> [Supplied information]:
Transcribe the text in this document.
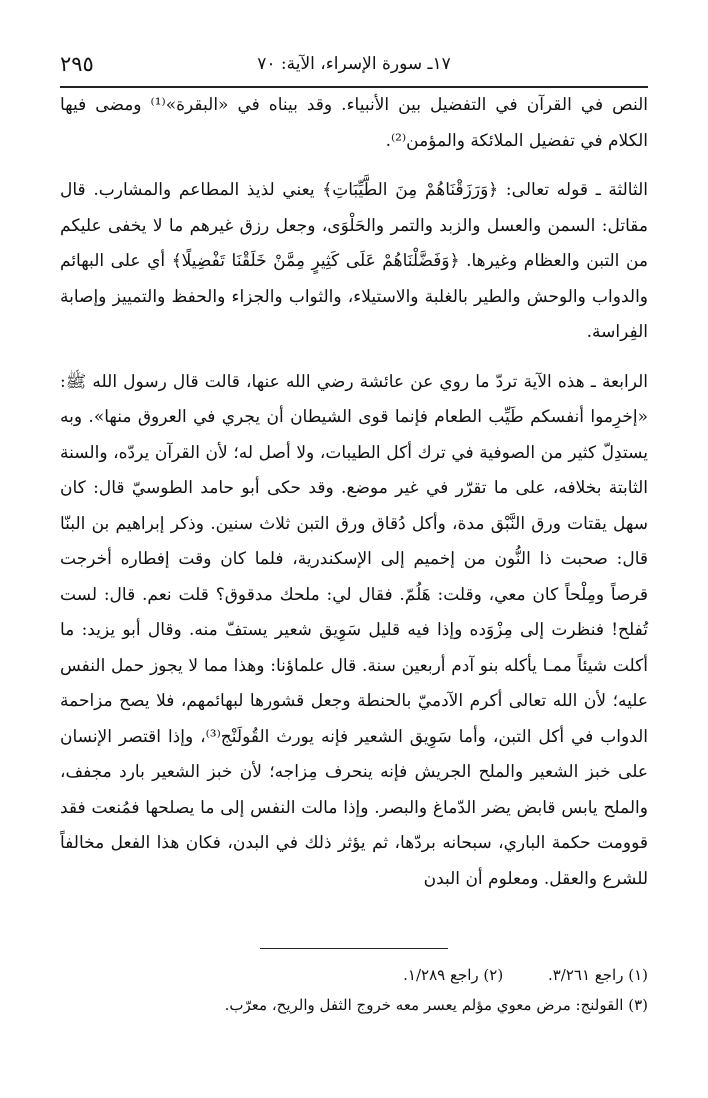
١٧ـ سورة الإسراء، الآية: ٧٠
٢٩٥

النص في القرآن في التفضيل بين الأنبياء. وقد بيناه في «البقرة»⁽¹⁾ ومضى فيها الكلام في تفضيل الملائكة والمؤمن⁽²⁾.

الثالثة ـ قوله تعالى: ﴿وَرَزَقْنَاهُمْ مِنَ الطَّيِّبَاتِ﴾ يعني لذيذ المطاعم والمشارب. قال مقاتل: السمن والعسل والزبد والتمر والحَلْوَى، وجعل رزق غيرهم ما لا يخفى عليكم من التبن والعظام وغيرها. ﴿وَفَضَّلْنَاهُمْ عَلَى كَثِيرٍ مِمَّنْ خَلَقْنَا تَفْضِيلًا﴾ أي على البهائم والدواب والوحش والطير بالغلبة والاستيلاء، والثواب والجزاء والحفظ والتمييز وإصابة الفِراسة.

الرابعة ـ هذه الآية تردّ ما روي عن عائشة رضي الله عنها، قالت قال رسول الله ﷺ: «إخرِموا أنفسكم طَيِّب الطعام فإنما قوى الشيطان أن يجري في العروق منها». وبه يستدِلّ كثير من الصوفية في ترك أكل الطيبات، ولا أصل له؛ لأن القرآن يردّه، والسنة الثابتة بخلافه، على ما تقرّر في غير موضع. وقد حكى أبو حامد الطوسيّ قال: كان سهل يقتات ورق النَّبْق مدة، وأكل دُقاق ورق التبن ثلاث سنين. وذكر إبراهيم بن البنّا قال: صحبت ذا النُّون من إخميم إلى الإسكندرية، فلما كان وقت إفطاره أخرجت قرصاً ومِلْحاً كان معي، وقلت: هَلُمّ. فقال لي: ملحك مدقوق؟ قلت نعم. قال: لست تُفلح! فنظرت إلى مِزْوَده وإذا فيه قليل سَوِيق شعير يستفّ منه. وقال أبو يزيد: ما أكلت شيئاً ممـا يأكله بنو آدم أربعين سنة. قال علماؤنا: وهذا مما لا يجوز حمل النفس عليه؛ لأن الله تعالى أكرم الآدميّ بالحنطة وجعل قشورها لبهائمهم، فلا يصح مزاحمة الدواب في أكل التبن، وأما سَوِيق الشعير فإنه يورث القُولَنْج⁽³⁾، وإذا اقتصر الإنسان على خبز الشعير والملح الجريش فإنه ينحرف مِزاجه؛ لأن خبز الشعير بارد مجفف، والملح يابس قابض يضر الدّماغ والبصر. وإذا مالت النفس إلى ما يصلحها فمُنعت فقد قوومت حكمة الباري، سبحانه بردّها، ثم يؤثر ذلك في البدن، فكان هذا الفعل مخالفاً للشرع والعقل. ومعلوم أن البدن

(١) راجع ٣/٢٦١. (٢) راجع ١/٢٨٩.
(٣) القولنج: مرض معوي مؤلم يعسر معه خروج الثفل والريح، معرّب.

> [Objective]: Take the listing and print it again exactly, but without any pictures.

> [Answer to the problem]:
Transcribe the text in this document.
١٧ـ سورة الإسراء، الآية: ٧٠
٢٩٥

النص في القرآن في التفضيل بين الأنبياء. وقد بيناه في «البقرة»⁽¹⁾ ومضى فيها الكلام في تفضيل الملائكة والمؤمن⁽²⁾.

الثالثة ـ قوله تعالى: ﴿وَرَزَقْنَاهُمْ مِنَ الطَّيِّبَاتِ﴾ يعني لذيذ المطاعم والمشارب. قال مقاتل: السمن والعسل والزبد والتمر والحَلْوَى، وجعل رزق غيرهم ما لا يخفى عليكم من التبن والعظام وغيرها. ﴿وَفَضَّلْنَاهُمْ عَلَى كَثِيرٍ مِمَّنْ خَلَقْنَا تَفْضِيلًا﴾ أي على البهائم والدواب والوحش والطير بالغلبة والاستيلاء، والثواب والجزاء والحفظ والتمييز وإصابة الفِراسة.

الرابعة ـ هذه الآية تردّ ما روي عن عائشة رضي الله عنها، قالت قال رسول الله ﷺ: «إخرِموا أنفسكم طَيِّب الطعام فإنما قوى الشيطان أن يجري في العروق منها». وبه يستدِلّ كثير من الصوفية في ترك أكل الطيبات، ولا أصل له؛ لأن القرآن يردّه، والسنة الثابتة بخلافه، على ما تقرّر في غير موضع. وقد حكى أبو حامد الطوسيّ قال: كان سهل يقتات ورق النَّبْق مدة، وأكل دُقاق ورق التبن ثلاث سنين. وذكر إبراهيم بن البنّا قال: صحبت ذا النُّون من إخميم إلى الإسكندرية، فلما كان وقت إفطاره أخرجت قرصاً ومِلْحاً كان معي، وقلت: هَلُمّ. فقال لي: ملحك مدقوق؟ قلت نعم. قال: لست تُفلح! فنظرت إلى مِزْوَده وإذا فيه قليل سَوِيق شعير يستفّ منه. وقال أبو يزيد: ما أكلت شيئاً ممـا يأكله بنو آدم أربعين سنة. قال علماؤنا: وهذا مما لا يجوز حمل النفس عليه؛ لأن الله تعالى أكرم الآدميّ بالحنطة وجعل قشورها لبهائمهم، فلا يصح مزاحمة الدواب في أكل التبن، وأما سَوِيق الشعير فإنه يورث القُولَنْج⁽³⁾، وإذا اقتصر الإنسان على خبز الشعير والملح الجريش فإنه ينحرف مِزاجه؛ لأن خبز الشعير بارد مجفف، والملح يابس قابض يضر الدّماغ والبصر. وإذا مالت النفس إلى ما يصلحها فمُنعت فقد قوومت حكمة الباري، سبحانه بردّها، ثم يؤثر ذلك في البدن، فكان هذا الفعل مخالفاً للشرع والعقل. ومعلوم أن البدن

(١) راجع ٣/٢٦١. (٢) راجع ١/٢٨٩.
(٣) القولنج: مرض معوي مؤلم يعسر معه خروج الثفل والريح، معرّب.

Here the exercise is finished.